*DIRECTIVE*
Write every entry out again exactly, please, and skip the pictures.
•••••
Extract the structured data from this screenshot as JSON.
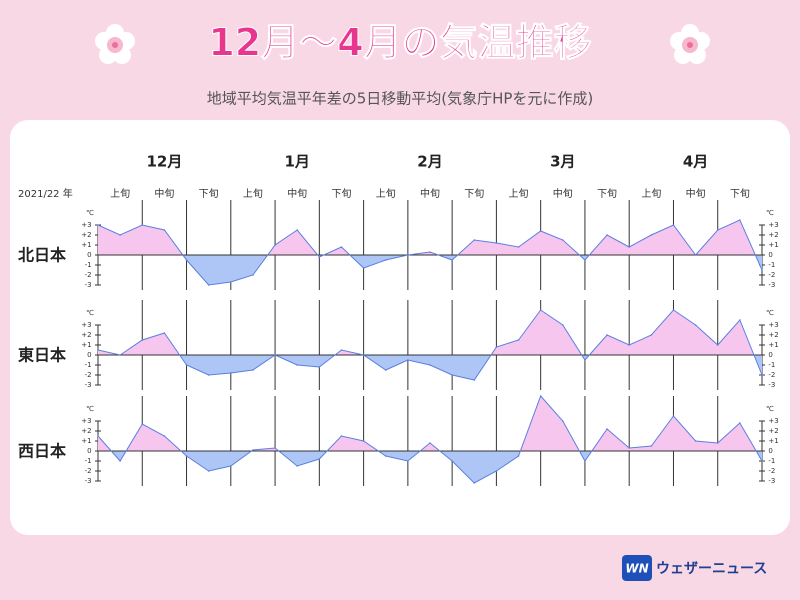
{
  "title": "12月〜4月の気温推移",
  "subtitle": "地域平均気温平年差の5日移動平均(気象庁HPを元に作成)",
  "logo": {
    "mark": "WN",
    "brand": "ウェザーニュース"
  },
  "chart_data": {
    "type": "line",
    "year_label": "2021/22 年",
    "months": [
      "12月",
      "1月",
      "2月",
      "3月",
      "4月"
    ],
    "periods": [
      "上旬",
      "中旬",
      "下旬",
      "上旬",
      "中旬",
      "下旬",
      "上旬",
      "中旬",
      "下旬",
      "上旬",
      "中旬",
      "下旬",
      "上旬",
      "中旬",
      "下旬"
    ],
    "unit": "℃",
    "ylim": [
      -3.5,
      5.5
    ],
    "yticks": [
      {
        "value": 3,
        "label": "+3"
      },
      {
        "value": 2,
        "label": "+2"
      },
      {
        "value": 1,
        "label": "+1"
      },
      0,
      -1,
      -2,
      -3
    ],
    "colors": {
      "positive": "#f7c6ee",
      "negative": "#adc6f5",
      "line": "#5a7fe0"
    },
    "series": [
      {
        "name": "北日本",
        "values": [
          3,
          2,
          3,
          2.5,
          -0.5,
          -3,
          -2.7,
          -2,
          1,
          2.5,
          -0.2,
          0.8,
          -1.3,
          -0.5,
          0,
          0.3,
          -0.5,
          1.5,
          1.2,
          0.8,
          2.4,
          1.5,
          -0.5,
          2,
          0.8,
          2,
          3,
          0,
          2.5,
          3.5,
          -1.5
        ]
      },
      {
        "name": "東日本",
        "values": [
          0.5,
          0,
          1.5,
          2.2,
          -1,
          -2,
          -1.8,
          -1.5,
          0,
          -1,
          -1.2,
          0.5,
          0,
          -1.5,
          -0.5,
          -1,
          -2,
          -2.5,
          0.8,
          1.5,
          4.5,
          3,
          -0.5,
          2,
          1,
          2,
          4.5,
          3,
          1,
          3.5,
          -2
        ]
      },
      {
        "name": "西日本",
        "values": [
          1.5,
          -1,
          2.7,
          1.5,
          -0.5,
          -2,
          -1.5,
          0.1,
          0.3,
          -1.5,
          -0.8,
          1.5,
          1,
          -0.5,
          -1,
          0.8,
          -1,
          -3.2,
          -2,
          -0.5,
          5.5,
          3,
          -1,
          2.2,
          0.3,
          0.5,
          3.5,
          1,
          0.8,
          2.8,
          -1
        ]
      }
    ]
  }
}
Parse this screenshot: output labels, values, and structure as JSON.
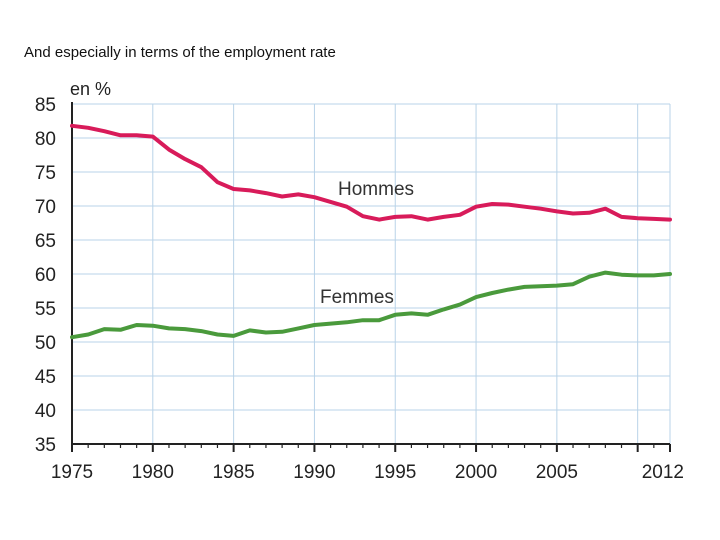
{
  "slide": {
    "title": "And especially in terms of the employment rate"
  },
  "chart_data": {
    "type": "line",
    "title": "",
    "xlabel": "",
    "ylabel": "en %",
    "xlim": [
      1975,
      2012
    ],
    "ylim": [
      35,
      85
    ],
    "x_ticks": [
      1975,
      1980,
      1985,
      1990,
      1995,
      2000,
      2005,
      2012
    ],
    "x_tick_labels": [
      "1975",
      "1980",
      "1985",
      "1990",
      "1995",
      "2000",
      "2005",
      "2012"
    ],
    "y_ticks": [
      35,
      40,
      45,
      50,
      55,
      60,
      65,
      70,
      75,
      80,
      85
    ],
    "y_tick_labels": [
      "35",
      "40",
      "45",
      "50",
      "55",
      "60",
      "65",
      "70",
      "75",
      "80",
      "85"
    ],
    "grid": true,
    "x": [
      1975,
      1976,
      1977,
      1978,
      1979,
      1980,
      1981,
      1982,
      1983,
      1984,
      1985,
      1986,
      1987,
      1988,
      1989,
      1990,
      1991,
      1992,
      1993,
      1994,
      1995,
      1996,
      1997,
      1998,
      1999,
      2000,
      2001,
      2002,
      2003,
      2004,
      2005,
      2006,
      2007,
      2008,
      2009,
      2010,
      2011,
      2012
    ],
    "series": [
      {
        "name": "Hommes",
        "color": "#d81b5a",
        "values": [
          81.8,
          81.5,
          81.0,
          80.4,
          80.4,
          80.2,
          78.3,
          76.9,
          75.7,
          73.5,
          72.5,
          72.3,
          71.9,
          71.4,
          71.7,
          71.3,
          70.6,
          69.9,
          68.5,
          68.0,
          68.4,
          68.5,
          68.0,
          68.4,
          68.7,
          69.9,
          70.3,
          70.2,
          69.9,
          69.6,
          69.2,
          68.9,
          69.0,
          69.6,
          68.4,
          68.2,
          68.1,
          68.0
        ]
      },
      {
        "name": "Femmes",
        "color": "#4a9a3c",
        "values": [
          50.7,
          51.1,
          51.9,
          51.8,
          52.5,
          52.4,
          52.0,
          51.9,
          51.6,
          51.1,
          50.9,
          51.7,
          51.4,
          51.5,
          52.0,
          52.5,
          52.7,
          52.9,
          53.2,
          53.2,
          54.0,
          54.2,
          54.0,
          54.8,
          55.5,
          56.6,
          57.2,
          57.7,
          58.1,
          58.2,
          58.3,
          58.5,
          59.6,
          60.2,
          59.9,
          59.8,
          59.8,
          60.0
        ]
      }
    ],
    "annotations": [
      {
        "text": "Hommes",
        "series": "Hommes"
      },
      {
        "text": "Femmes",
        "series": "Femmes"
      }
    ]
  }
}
•••••
*RIGHT ANSWER*
Extract the structured data from this screenshot as JSON.
{
  "title": "12月〜4月の気温推移",
  "subtitle": "地域平均気温平年差の5日移動平均(気象庁HPを元に作成)",
  "logo": {
    "mark": "WN",
    "brand": "ウェザーニュース"
  },
  "chart_data": {
    "type": "line",
    "year_label": "2021/22 年",
    "months": [
      "12月",
      "1月",
      "2月",
      "3月",
      "4月"
    ],
    "periods": [
      "上旬",
      "中旬",
      "下旬",
      "上旬",
      "中旬",
      "下旬",
      "上旬",
      "中旬",
      "下旬",
      "上旬",
      "中旬",
      "下旬",
      "上旬",
      "中旬",
      "下旬"
    ],
    "unit": "℃",
    "ylim": [
      -3.5,
      5.5
    ],
    "yticks": [
      {
        "value": 3,
        "label": "+3"
      },
      {
        "value": 2,
        "label": "+2"
      },
      {
        "value": 1,
        "label": "+1"
      },
      0,
      -1,
      -2,
      -3
    ],
    "colors": {
      "positive": "#f7c6ee",
      "negative": "#adc6f5",
      "line": "#5a7fe0"
    },
    "series": [
      {
        "name": "北日本",
        "values": [
          3,
          2,
          3,
          2.5,
          -0.5,
          -3,
          -2.7,
          -2,
          1,
          2.5,
          -0.2,
          0.8,
          -1.3,
          -0.5,
          0,
          0.3,
          -0.5,
          1.5,
          1.2,
          0.8,
          2.4,
          1.5,
          -0.5,
          2,
          0.8,
          2,
          3,
          0,
          2.5,
          3.5,
          -1.5
        ]
      },
      {
        "name": "東日本",
        "values": [
          0.5,
          0,
          1.5,
          2.2,
          -1,
          -2,
          -1.8,
          -1.5,
          0,
          -1,
          -1.2,
          0.5,
          0,
          -1.5,
          -0.5,
          -1,
          -2,
          -2.5,
          0.8,
          1.5,
          4.5,
          3,
          -0.5,
          2,
          1,
          2,
          4.5,
          3,
          1,
          3.5,
          -2
        ]
      },
      {
        "name": "西日本",
        "values": [
          1.5,
          -1,
          2.7,
          1.5,
          -0.5,
          -2,
          -1.5,
          0.1,
          0.3,
          -1.5,
          -0.8,
          1.5,
          1,
          -0.5,
          -1,
          0.8,
          -1,
          -3.2,
          -2,
          -0.5,
          5.5,
          3,
          -1,
          2.2,
          0.3,
          0.5,
          3.5,
          1,
          0.8,
          2.8,
          -1
        ]
      }
    ]
  }
}
Parse this screenshot: output labels, values, and structure as JSON.
{
  "slide": {
    "title": "And especially in terms of the employment rate"
  },
  "chart_data": {
    "type": "line",
    "title": "",
    "xlabel": "",
    "ylabel": "en %",
    "xlim": [
      1975,
      2012
    ],
    "ylim": [
      35,
      85
    ],
    "x_ticks": [
      1975,
      1980,
      1985,
      1990,
      1995,
      2000,
      2005,
      2012
    ],
    "x_tick_labels": [
      "1975",
      "1980",
      "1985",
      "1990",
      "1995",
      "2000",
      "2005",
      "2012"
    ],
    "y_ticks": [
      35,
      40,
      45,
      50,
      55,
      60,
      65,
      70,
      75,
      80,
      85
    ],
    "y_tick_labels": [
      "35",
      "40",
      "45",
      "50",
      "55",
      "60",
      "65",
      "70",
      "75",
      "80",
      "85"
    ],
    "grid": true,
    "x": [
      1975,
      1976,
      1977,
      1978,
      1979,
      1980,
      1981,
      1982,
      1983,
      1984,
      1985,
      1986,
      1987,
      1988,
      1989,
      1990,
      1991,
      1992,
      1993,
      1994,
      1995,
      1996,
      1997,
      1998,
      1999,
      2000,
      2001,
      2002,
      2003,
      2004,
      2005,
      2006,
      2007,
      2008,
      2009,
      2010,
      2011,
      2012
    ],
    "series": [
      {
        "name": "Hommes",
        "color": "#d81b5a",
        "values": [
          81.8,
          81.5,
          81.0,
          80.4,
          80.4,
          80.2,
          78.3,
          76.9,
          75.7,
          73.5,
          72.5,
          72.3,
          71.9,
          71.4,
          71.7,
          71.3,
          70.6,
          69.9,
          68.5,
          68.0,
          68.4,
          68.5,
          68.0,
          68.4,
          68.7,
          69.9,
          70.3,
          70.2,
          69.9,
          69.6,
          69.2,
          68.9,
          69.0,
          69.6,
          68.4,
          68.2,
          68.1,
          68.0
        ]
      },
      {
        "name": "Femmes",
        "color": "#4a9a3c",
        "values": [
          50.7,
          51.1,
          51.9,
          51.8,
          52.5,
          52.4,
          52.0,
          51.9,
          51.6,
          51.1,
          50.9,
          51.7,
          51.4,
          51.5,
          52.0,
          52.5,
          52.7,
          52.9,
          53.2,
          53.2,
          54.0,
          54.2,
          54.0,
          54.8,
          55.5,
          56.6,
          57.2,
          57.7,
          58.1,
          58.2,
          58.3,
          58.5,
          59.6,
          60.2,
          59.9,
          59.8,
          59.8,
          60.0
        ]
      }
    ],
    "annotations": [
      {
        "text": "Hommes",
        "series": "Hommes"
      },
      {
        "text": "Femmes",
        "series": "Femmes"
      }
    ]
  }
}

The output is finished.